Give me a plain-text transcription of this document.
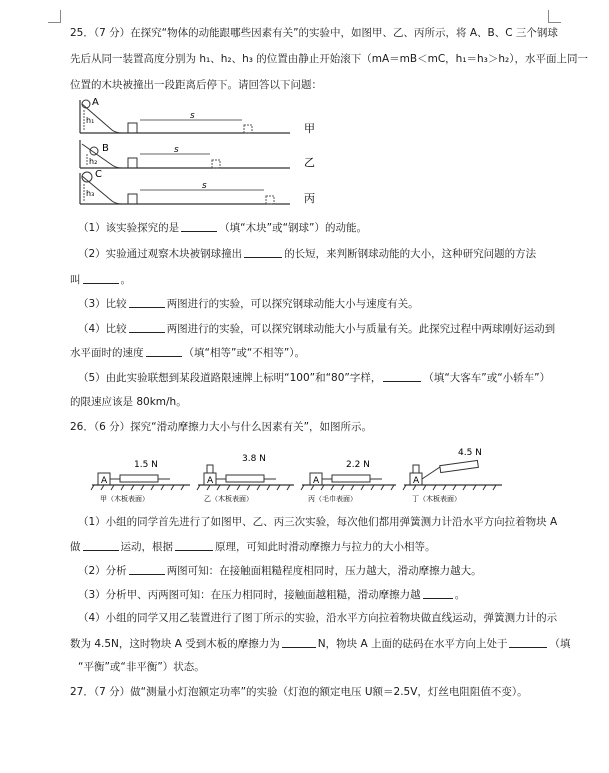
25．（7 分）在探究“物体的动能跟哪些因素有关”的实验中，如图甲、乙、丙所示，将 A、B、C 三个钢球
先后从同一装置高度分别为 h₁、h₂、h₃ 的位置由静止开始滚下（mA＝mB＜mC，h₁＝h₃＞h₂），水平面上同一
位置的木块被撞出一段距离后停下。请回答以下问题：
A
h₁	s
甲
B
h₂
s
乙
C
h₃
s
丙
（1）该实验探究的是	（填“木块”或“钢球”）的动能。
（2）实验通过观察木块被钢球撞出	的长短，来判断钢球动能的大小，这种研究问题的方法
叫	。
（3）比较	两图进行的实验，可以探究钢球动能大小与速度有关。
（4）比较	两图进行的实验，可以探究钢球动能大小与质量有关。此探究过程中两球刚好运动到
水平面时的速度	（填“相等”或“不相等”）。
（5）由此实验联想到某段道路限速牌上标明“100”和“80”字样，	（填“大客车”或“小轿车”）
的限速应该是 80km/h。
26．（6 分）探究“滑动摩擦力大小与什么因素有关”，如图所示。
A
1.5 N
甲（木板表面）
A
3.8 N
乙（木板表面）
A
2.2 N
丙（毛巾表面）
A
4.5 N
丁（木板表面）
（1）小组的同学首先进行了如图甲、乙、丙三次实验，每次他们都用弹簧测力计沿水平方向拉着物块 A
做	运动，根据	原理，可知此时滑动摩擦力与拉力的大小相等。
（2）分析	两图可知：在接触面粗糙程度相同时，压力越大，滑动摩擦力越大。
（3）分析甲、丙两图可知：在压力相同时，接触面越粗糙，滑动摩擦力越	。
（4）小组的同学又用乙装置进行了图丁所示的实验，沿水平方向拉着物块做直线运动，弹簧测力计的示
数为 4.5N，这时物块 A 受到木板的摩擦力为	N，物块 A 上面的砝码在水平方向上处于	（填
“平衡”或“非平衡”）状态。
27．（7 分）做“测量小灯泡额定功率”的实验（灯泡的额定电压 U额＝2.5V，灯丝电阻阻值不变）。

##############################

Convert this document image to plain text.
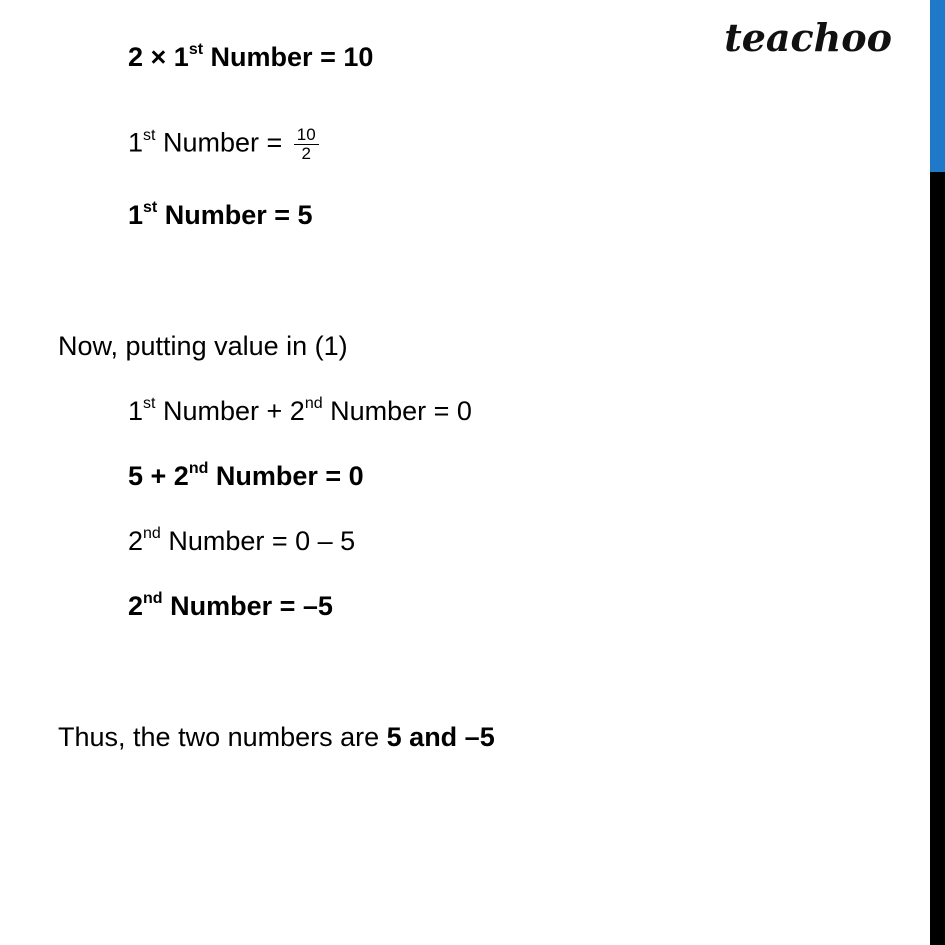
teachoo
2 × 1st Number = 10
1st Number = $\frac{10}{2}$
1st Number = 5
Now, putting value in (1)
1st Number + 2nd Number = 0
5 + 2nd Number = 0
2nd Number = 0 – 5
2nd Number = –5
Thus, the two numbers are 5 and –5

##############################

Aim of the exercise
Using the entries above, state how many lines include the word "this", with no other words.

Exercise output
2